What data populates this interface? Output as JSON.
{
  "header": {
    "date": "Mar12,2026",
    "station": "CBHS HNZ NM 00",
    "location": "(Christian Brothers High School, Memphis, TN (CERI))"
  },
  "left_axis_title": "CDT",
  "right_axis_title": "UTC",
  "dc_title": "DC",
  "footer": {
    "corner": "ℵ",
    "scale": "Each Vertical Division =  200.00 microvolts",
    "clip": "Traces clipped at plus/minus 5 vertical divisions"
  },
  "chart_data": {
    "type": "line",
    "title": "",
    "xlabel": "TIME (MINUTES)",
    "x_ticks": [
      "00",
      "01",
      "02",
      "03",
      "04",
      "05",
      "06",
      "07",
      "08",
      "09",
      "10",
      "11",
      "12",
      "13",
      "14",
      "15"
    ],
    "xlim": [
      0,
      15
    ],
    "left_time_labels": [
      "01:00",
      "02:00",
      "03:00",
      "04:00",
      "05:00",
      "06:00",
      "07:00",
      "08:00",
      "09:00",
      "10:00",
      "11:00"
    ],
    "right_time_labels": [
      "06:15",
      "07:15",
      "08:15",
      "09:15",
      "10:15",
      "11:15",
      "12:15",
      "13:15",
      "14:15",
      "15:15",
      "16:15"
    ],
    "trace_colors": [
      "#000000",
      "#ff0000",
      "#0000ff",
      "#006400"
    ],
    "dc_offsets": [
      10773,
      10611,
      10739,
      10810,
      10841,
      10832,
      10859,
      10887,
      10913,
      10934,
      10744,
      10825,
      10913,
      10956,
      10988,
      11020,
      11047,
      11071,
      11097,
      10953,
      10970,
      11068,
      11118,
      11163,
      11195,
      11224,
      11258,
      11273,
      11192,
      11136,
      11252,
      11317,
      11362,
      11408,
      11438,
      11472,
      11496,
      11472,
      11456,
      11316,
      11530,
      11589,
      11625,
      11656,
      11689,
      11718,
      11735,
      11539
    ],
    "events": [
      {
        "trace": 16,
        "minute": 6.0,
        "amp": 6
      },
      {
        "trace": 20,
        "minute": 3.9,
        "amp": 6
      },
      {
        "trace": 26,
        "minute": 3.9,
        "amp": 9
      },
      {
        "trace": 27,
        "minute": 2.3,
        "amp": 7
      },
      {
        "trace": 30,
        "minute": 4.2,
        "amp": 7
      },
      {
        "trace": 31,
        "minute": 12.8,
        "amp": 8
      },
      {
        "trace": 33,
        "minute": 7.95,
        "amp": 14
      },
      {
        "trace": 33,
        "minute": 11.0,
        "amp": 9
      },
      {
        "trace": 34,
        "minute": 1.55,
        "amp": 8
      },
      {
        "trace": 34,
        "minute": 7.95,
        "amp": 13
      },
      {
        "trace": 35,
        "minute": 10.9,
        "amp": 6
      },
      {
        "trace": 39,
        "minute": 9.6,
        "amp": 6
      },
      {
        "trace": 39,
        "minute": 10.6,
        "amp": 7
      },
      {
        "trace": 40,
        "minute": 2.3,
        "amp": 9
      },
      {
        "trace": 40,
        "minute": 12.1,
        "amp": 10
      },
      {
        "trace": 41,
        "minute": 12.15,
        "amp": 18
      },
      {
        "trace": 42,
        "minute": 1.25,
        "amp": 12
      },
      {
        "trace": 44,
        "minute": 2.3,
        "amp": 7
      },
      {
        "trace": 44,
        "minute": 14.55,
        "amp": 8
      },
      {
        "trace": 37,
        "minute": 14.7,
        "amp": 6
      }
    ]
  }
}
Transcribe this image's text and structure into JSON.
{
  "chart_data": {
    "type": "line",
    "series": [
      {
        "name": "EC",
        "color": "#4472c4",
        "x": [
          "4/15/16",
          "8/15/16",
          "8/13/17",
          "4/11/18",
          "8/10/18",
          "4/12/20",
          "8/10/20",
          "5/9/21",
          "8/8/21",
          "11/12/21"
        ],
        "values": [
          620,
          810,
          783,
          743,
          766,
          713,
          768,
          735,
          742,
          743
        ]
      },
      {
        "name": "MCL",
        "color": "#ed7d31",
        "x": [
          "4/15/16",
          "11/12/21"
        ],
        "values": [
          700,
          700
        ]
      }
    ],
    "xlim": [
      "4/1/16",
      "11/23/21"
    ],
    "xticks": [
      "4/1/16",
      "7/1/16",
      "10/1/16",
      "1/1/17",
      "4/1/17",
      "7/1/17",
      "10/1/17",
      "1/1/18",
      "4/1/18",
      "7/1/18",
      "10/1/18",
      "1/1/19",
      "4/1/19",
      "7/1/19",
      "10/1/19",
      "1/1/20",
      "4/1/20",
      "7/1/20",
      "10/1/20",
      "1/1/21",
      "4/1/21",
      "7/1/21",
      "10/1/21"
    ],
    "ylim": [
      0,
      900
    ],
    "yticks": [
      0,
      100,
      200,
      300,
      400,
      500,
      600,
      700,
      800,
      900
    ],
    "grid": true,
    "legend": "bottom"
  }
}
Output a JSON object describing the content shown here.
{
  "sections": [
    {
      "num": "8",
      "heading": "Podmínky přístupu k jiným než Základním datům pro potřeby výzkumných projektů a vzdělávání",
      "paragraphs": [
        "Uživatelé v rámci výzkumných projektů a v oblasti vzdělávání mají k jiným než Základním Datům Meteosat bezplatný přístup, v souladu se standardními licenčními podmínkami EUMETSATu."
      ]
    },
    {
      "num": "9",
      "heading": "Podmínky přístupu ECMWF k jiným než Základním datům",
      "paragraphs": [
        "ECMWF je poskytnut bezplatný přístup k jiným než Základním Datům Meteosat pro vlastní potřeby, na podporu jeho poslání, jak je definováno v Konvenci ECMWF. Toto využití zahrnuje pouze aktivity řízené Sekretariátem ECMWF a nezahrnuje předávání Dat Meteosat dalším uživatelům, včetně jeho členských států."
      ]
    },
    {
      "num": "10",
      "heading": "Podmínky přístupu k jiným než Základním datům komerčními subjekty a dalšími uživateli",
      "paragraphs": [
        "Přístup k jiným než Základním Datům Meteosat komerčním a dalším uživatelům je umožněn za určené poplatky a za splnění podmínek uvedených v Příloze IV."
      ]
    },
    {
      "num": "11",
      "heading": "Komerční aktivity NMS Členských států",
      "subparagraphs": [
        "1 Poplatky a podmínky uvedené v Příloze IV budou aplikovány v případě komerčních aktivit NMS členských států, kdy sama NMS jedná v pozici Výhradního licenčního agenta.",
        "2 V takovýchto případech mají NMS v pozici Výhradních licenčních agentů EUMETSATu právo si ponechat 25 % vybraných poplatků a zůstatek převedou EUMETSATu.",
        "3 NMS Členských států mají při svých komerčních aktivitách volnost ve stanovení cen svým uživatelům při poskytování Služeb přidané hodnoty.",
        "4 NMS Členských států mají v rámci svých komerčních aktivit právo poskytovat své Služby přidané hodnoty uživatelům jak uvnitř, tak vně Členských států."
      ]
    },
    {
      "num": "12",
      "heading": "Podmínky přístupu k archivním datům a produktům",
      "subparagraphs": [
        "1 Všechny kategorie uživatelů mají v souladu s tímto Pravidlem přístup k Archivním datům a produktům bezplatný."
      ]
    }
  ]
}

-=-=-

--- Directive ---
List all lines holding the string "JSON".

--- Task response ---
What data populates this interface? Output as JSON.
Transcribe this image's text and structure into JSON.
Output a JSON object describing the content shown here.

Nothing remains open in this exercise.